→ **Exercise task**: Output the rows from the first one through the line containing "chart-title-line-2: price trends", both ends included, as a numbered list without blank lines.

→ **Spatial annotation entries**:
--- Begin ---

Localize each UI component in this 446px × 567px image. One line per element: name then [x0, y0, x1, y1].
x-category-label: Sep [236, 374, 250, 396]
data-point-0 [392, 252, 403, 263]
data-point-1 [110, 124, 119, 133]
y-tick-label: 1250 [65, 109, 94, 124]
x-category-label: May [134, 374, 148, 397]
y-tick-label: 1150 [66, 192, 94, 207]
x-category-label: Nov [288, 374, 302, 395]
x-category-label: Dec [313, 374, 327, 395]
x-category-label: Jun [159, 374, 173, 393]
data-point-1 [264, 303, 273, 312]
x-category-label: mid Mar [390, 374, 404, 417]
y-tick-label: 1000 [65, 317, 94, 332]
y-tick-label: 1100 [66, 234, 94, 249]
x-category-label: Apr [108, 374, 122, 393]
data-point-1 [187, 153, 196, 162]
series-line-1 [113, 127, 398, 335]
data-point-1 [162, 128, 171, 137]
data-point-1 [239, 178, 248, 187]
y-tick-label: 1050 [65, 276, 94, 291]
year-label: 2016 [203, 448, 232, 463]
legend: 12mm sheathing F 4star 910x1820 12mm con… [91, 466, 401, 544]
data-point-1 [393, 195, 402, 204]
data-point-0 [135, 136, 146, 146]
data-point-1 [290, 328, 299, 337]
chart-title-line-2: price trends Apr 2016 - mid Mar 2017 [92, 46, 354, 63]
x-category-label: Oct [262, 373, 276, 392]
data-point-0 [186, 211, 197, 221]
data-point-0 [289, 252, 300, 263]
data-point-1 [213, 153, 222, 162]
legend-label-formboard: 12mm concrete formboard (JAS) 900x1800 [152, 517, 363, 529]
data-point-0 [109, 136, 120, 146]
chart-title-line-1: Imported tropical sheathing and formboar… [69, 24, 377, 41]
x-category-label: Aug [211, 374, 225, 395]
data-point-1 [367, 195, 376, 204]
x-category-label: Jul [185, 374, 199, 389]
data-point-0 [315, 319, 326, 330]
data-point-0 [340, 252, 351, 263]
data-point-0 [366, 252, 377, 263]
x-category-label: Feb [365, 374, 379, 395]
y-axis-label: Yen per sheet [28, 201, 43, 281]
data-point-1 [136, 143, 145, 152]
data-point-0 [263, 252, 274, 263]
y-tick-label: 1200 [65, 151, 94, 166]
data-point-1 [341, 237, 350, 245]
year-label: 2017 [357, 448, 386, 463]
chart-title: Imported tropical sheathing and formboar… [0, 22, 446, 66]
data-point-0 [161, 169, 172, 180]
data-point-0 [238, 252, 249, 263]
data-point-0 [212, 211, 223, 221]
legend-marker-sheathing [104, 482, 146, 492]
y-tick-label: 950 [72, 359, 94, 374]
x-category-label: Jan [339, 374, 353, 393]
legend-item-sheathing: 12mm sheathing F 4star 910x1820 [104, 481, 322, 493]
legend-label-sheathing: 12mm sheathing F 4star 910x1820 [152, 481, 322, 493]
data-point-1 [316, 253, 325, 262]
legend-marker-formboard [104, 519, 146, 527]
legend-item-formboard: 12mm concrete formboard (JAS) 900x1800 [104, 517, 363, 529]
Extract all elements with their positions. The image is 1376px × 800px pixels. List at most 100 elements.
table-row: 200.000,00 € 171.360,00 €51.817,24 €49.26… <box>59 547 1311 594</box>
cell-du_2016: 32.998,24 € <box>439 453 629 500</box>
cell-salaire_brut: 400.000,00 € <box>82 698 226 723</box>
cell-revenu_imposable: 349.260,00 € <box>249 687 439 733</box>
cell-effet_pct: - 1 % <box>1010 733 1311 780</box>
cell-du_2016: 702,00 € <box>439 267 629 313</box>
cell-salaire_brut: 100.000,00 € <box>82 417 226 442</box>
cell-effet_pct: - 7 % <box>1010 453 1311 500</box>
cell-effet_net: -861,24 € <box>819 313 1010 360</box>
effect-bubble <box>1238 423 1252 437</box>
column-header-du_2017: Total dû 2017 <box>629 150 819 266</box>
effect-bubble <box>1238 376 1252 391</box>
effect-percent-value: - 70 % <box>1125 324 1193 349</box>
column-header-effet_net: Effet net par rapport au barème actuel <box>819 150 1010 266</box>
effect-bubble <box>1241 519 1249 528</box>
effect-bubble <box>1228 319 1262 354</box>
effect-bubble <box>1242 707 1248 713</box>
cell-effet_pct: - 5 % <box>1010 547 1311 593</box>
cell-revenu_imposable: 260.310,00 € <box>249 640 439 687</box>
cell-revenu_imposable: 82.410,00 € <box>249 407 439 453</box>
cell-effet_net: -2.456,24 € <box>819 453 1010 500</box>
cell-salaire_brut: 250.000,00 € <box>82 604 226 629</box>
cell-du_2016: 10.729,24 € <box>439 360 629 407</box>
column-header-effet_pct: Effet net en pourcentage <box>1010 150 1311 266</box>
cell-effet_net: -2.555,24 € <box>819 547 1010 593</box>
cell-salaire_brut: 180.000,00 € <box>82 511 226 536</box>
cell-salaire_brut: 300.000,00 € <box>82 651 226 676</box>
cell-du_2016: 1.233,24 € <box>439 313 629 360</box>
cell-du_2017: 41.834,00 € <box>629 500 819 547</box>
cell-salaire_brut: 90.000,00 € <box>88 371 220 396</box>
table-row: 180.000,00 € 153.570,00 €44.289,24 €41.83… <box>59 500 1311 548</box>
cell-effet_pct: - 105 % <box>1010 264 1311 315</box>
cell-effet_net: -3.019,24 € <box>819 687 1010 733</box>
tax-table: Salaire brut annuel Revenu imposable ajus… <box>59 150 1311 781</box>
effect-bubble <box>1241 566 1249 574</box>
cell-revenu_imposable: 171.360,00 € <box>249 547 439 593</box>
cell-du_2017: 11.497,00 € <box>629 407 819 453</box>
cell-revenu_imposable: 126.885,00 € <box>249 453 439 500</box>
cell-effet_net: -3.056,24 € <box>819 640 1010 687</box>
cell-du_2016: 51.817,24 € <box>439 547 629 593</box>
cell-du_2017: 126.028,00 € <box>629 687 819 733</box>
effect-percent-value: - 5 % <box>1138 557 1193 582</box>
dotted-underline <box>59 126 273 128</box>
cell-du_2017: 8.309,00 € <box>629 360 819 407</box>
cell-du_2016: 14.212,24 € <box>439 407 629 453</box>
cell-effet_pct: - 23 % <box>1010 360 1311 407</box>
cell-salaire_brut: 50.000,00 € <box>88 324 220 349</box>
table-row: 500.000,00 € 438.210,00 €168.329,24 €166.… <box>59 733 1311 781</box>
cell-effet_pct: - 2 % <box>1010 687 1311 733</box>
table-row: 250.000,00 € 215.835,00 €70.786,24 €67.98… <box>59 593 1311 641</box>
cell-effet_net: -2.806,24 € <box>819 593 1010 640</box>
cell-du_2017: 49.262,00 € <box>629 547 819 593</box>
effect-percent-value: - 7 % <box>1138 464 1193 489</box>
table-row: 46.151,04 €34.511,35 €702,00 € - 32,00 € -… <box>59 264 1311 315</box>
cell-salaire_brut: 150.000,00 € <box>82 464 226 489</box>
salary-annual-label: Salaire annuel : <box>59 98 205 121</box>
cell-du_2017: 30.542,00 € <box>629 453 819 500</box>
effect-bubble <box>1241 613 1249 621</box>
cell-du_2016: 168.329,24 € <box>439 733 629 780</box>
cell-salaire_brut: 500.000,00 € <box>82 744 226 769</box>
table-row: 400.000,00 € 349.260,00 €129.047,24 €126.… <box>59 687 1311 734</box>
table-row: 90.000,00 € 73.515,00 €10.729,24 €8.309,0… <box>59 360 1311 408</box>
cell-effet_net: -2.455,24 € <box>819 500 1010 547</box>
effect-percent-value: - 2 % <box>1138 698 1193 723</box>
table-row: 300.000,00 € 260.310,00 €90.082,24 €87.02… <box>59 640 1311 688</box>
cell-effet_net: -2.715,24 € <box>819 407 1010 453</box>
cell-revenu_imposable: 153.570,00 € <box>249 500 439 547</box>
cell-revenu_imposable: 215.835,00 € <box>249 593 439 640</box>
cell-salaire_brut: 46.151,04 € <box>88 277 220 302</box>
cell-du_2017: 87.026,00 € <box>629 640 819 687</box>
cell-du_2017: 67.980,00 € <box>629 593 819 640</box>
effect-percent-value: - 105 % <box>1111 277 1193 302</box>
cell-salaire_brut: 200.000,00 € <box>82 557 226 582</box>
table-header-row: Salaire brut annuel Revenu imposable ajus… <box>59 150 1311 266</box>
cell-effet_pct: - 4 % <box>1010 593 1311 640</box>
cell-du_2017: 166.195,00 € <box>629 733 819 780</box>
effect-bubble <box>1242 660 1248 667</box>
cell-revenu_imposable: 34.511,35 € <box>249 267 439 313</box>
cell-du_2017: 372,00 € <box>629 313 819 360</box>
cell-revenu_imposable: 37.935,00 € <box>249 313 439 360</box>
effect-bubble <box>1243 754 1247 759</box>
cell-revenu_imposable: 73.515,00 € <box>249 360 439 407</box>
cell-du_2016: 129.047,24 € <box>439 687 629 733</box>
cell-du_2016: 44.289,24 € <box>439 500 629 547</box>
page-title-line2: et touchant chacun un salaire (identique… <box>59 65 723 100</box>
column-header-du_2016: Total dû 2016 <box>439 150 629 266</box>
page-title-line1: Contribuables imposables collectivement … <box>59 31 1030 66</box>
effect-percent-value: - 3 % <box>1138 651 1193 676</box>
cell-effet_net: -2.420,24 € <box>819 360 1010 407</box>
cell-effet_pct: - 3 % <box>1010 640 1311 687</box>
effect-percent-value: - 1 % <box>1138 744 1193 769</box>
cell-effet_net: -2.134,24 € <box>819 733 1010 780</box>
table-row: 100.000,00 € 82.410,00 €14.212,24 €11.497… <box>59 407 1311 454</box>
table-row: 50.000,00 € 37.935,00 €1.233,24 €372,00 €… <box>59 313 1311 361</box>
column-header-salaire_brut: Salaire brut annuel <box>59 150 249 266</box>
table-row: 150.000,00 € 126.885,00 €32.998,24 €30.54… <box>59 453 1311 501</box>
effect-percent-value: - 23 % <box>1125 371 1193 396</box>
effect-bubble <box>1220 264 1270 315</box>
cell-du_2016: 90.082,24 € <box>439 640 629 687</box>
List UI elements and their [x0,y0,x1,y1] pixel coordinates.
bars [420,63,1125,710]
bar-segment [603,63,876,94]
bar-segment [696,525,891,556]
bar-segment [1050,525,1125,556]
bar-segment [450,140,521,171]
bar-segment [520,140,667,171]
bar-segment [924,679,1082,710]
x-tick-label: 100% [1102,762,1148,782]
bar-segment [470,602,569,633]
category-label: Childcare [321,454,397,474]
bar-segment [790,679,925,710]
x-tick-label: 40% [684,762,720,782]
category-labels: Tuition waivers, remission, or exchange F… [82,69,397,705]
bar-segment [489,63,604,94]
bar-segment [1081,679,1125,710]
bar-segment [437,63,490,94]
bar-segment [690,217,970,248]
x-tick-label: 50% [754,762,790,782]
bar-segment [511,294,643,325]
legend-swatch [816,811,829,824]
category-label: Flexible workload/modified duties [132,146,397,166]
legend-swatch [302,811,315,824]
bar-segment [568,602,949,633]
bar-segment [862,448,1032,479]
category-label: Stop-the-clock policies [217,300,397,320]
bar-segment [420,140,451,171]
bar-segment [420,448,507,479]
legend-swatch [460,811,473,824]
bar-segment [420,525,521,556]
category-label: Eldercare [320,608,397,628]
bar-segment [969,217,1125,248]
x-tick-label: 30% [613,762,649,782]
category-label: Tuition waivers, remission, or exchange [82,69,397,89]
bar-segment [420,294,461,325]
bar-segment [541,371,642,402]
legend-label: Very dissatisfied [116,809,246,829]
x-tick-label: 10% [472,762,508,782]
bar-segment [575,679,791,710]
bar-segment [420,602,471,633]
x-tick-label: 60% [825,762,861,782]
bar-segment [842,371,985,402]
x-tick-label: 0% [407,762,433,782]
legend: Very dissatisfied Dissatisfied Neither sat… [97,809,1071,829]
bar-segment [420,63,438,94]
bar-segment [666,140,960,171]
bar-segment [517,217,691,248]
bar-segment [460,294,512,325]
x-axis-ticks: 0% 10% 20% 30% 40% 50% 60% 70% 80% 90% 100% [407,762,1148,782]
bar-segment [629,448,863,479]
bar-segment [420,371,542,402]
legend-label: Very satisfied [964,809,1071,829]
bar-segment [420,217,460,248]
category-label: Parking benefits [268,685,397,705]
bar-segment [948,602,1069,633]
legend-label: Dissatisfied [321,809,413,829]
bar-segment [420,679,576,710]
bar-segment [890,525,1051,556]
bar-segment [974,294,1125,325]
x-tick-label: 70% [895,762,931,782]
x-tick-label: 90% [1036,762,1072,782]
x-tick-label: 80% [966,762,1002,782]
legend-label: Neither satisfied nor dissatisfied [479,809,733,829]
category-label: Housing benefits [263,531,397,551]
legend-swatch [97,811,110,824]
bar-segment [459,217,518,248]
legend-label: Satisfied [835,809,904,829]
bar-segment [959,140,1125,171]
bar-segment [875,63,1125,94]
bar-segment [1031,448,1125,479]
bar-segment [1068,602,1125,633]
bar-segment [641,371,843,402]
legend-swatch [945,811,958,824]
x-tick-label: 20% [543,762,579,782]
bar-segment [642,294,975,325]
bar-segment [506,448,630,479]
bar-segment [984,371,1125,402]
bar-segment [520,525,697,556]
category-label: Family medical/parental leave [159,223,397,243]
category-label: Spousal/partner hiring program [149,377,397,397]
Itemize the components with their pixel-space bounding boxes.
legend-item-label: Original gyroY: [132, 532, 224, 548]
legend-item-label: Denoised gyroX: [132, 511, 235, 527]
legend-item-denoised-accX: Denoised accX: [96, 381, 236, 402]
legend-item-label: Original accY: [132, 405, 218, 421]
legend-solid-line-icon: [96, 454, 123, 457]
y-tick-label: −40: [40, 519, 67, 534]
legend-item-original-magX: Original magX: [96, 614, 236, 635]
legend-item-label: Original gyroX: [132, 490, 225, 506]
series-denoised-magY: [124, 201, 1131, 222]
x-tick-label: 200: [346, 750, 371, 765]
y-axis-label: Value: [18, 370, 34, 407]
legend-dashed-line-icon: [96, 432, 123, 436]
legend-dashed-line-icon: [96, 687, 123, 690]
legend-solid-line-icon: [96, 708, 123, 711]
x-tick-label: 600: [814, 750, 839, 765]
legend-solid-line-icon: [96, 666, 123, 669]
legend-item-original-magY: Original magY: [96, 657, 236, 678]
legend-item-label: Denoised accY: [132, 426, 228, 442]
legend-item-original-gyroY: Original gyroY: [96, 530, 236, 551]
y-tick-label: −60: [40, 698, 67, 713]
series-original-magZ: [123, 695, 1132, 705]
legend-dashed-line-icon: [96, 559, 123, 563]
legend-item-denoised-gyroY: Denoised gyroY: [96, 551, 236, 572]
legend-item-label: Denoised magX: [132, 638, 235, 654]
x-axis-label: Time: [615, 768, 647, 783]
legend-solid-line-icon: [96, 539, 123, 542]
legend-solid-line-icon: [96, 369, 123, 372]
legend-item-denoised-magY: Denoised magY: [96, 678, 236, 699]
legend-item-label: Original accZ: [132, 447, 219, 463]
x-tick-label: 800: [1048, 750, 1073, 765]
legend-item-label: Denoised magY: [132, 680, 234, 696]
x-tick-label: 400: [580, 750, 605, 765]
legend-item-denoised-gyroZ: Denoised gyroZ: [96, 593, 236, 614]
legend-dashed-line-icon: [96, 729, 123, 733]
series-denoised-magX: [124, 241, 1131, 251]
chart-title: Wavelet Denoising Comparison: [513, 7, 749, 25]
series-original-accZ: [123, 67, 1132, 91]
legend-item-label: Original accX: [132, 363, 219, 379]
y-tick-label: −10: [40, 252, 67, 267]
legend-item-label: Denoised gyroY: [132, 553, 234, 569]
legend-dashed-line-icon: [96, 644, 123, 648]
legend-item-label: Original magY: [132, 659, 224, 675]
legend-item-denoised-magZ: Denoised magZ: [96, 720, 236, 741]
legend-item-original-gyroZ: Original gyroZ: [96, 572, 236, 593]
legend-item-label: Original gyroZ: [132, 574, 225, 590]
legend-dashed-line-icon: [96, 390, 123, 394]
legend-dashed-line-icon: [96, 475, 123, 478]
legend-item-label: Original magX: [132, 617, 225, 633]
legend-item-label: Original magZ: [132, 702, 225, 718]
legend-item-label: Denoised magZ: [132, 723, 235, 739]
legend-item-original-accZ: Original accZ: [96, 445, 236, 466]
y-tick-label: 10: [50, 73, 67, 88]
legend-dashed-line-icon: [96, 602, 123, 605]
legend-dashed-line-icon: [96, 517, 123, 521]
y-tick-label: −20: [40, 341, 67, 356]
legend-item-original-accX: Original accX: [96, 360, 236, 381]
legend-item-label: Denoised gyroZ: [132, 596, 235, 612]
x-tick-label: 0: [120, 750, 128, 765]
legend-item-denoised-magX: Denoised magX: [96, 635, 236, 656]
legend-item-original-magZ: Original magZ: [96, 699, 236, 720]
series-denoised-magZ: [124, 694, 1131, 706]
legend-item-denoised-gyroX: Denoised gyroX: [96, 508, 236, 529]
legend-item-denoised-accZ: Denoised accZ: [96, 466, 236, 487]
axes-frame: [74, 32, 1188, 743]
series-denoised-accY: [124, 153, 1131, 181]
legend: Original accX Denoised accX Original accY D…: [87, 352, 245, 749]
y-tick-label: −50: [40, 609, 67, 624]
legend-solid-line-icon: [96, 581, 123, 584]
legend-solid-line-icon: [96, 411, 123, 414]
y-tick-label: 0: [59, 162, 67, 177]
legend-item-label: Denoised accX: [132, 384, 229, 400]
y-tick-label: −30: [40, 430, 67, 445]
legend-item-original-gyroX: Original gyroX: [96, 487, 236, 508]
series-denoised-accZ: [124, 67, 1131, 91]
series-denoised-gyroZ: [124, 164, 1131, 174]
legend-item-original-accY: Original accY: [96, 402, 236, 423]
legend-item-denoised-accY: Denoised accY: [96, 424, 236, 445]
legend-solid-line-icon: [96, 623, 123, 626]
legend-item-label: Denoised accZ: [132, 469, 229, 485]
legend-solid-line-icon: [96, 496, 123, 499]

--- End ---

→ **Exercise result**:
1. Localize each UI component in this 446px × 567px image. One line per element: name then [x0, y0, x1, y1].
2. x-category-label: Sep [236, 374, 250, 396]
3. data-point-0 [392, 252, 403, 263]
4. data-point-1 [110, 124, 119, 133]
5. y-tick-label: 1250 [65, 109, 94, 124]
6. x-category-label: May [134, 374, 148, 397]
7. y-tick-label: 1150 [66, 192, 94, 207]
8. x-category-label: Nov [288, 374, 302, 395]
9. x-category-label: Dec [313, 374, 327, 395]
10. x-category-label: Jun [159, 374, 173, 393]
11. data-point-1 [264, 303, 273, 312]
12. x-category-label: mid Mar [390, 374, 404, 417]
13. y-tick-label: 1000 [65, 317, 94, 332]
14. y-tick-label: 1100 [66, 234, 94, 249]
15. x-category-label: Apr [108, 374, 122, 393]
16. data-point-1 [187, 153, 196, 162]
17. series-line-1 [113, 127, 398, 335]
18. data-point-1 [162, 128, 171, 137]
19. data-point-1 [239, 178, 248, 187]
20. y-tick-label: 1050 [65, 276, 94, 291]
21. year-label: 2016 [203, 448, 232, 463]
22. legend: 12mm sheathing F 4star 910x1820 12mm con… [91, 466, 401, 544]
23. data-point-1 [393, 195, 402, 204]
24. data-point-0 [135, 136, 146, 146]
25. data-point-1 [290, 328, 299, 337]
26. chart-title-line-2: price trends Apr 2016 - mid Mar 2017 [92, 46, 354, 63]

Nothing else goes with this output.